═══ 文書の一部 ═══

[アップデート] Amazon CloudWatch Logs でロググループのデータ保護機能がアカウントレベルで設定出来るようになりました
いわさです。
AWS re:Invent 2022 で Amazon CloudWatch Logs に取り込まれた機密データを保護出来るようになりました。
これまでは個別のロググループごとに手動で有効化が必要だったのですが、本日のアップデートでアカウントレベルでデータ保護を有効化出来るようになりました。
これによって既存および新規のロググループも自動でデータ保護を有効化出来るようになります。
これまでのロググループ個別での設定
これまでは次のようにロググループごとに個別でデータ保護ポリシーの有効化が必要でした。
既存ロググループが多い場合に面倒という点もありますが、特に CloudWatch Logs のロググループは自動生成に任せることが多く、組織のログ管理ポリシーを満たすためにはカスタムソリューションとしてロググループ生成のタイミングで自動有効化する方法などを検討するなど、なかなか大変でした。
アカウントレベルでの設定
今回のアップデートでは、次のように CloudWatch の設定画面に新しく「Logs」のタブが追加されており、こちらからデータ保護のポリシーを設定することが出来るようになっています。
設定可能なポリシーの内容は既存のロググループ単位のポリシーと同様です。
データ識別子と、オプションで監査先(検出結果の保存先)を指定することが出来ます。
画面に表示されている説明文の「念のために言っておきますが」がジワジワきますね。
有効化すると CloudWatch 設定画面上は次のような状態となります。
ここでは AwsSecretKey と IpAddress データ識別子を設定しています。

═══ データ抜粋 ═══

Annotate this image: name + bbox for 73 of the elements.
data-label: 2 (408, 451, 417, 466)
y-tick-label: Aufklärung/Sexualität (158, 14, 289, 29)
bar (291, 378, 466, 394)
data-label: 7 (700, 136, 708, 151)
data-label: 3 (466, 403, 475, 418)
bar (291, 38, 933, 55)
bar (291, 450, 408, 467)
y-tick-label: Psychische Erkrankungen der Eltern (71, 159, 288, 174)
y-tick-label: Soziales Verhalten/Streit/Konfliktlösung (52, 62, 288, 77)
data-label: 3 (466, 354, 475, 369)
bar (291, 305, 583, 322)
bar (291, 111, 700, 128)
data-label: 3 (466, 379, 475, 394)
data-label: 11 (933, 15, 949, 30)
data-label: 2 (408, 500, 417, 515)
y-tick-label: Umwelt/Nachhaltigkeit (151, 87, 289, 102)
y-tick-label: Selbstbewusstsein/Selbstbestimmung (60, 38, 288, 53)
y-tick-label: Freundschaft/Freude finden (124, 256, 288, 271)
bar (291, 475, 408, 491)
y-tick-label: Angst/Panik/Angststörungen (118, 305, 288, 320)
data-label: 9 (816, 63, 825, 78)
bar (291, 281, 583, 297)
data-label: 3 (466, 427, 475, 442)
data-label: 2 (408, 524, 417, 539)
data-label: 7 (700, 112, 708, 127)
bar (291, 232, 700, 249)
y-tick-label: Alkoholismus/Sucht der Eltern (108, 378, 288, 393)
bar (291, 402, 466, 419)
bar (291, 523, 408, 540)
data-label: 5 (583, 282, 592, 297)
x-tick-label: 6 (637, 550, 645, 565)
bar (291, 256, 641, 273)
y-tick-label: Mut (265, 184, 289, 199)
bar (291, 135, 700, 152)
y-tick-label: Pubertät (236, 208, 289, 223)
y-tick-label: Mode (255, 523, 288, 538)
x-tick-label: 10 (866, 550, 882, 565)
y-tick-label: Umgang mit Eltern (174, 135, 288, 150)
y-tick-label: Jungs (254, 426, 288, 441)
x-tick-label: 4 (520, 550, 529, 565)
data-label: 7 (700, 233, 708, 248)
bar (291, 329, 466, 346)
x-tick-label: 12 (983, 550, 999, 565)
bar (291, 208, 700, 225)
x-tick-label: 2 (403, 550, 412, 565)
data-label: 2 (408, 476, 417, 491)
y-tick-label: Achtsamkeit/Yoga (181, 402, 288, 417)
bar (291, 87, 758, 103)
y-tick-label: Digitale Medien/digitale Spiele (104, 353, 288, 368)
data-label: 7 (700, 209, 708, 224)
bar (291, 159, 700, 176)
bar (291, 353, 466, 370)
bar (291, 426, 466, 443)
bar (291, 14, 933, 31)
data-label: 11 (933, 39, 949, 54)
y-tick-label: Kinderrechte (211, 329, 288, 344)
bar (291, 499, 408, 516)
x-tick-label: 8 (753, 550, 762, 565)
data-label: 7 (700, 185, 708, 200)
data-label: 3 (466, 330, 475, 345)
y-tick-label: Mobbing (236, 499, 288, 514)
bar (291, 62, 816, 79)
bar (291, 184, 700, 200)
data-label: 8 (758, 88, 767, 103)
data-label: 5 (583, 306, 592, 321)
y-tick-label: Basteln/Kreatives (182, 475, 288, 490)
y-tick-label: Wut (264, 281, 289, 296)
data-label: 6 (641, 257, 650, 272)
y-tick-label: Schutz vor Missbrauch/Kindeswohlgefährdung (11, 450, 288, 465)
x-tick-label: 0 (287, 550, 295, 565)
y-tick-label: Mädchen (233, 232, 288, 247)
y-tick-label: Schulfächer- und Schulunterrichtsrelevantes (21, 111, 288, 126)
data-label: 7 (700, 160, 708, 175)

═══

▸ 課題:
CloudWatch Logs のデータ保護についての記事を引き継ぎ、最後の文の後から書き進める。 各行はこの課題に関係しない。

▸ 課題の結果:
適用先が「すべてのロググループ」と表示されているのが気になりますが、公式ドキュメントなどを確認する限りでは本日時点で適用先のカスタマイズは出来ないようです。
CloudWatch Logs のデータ保護機能は有償オプションになるので、特定の条件(名前やタグなど)に一致するロググループを対象にしたいとかは需要ありそうです。
アカウントレベルのデータ保護を有効化すると次のように全てのロググループのデータ保護がオンになります。
なお、機密データはロググループに取り込まれるときに検出されマスクされます。
データ保護ポリシーを有効化しても、それより前にロググループに取り込まれたログイベントはマスクされません。
ちなみに、有効化後にすべてのロググループに適用されるまでに少しタイムラグがあって、マネジメントコンソール上の表記によると最大 300 秒かかる場合があるとのこと。
新規作成ロググループ
では、アカウントレベルのデータ保護を有効化したので新規ロググループを作成してみましょう。
データ保護が自動で ON になっていますね。
編集と削除
このアカウントレベルのデータ保護機能はいつでも編集や無効化が可能です。
編集から次のようにデータ識別子や監査先などポリシー全体が編集可能です。
削除からはアカウントレベルのデータ保護機能を無効化出来ます。
無効化することで次のように全てのロググループのデータ保護が無効化されました。
厳密には個別のロググループのデータ保護ポリシーと、アカウントレベルのデータ保護ポリシーは別で管理されるので上記の無効化操作によってロググループに個別設定したデータ保護ポリシーは無効化はされません。
少し見てましょう。
ロググループ個別のデータ保護ポリシーとは別で保持される
次のようにロググループ個別にデータ保護ポリシーを設定しておき、アカウントレベルのデータ保護ポリシーを設定する場合はどのような動きになるか確認してみましょう。
個別のポリシーでは IpAddress データ識別子をターゲットにしてみます。
ここで、アカウントレベルのデータ保護ポリシーを AwsSecretKey データ識別子をターゲットに有効化してみましょう。
ロググループのデータ保護タブを見てみると次のように 2 つのポリシーが両立する形で適用されていることがわかります。
検出の際にもどのポリシーで検出されたのかがわかるようになっていますね。
ロググループに個別のデータ保護ポリシーが設定されていない場合は次のようにアカウントポリシーのみが適用されている状態です。
このようにアカウントポリシーで全体のベースラインを設定しつつ、ロググループごとに追加のポリシーを定義することが出来る形となっています。
リージョン別
ここまで、マネジメントコンソールの表記から「アカウントレベル」での設定のような印象を受けるかもしれませんが、そう言いつつ設定としてはリージョン毎のポリシーになっています。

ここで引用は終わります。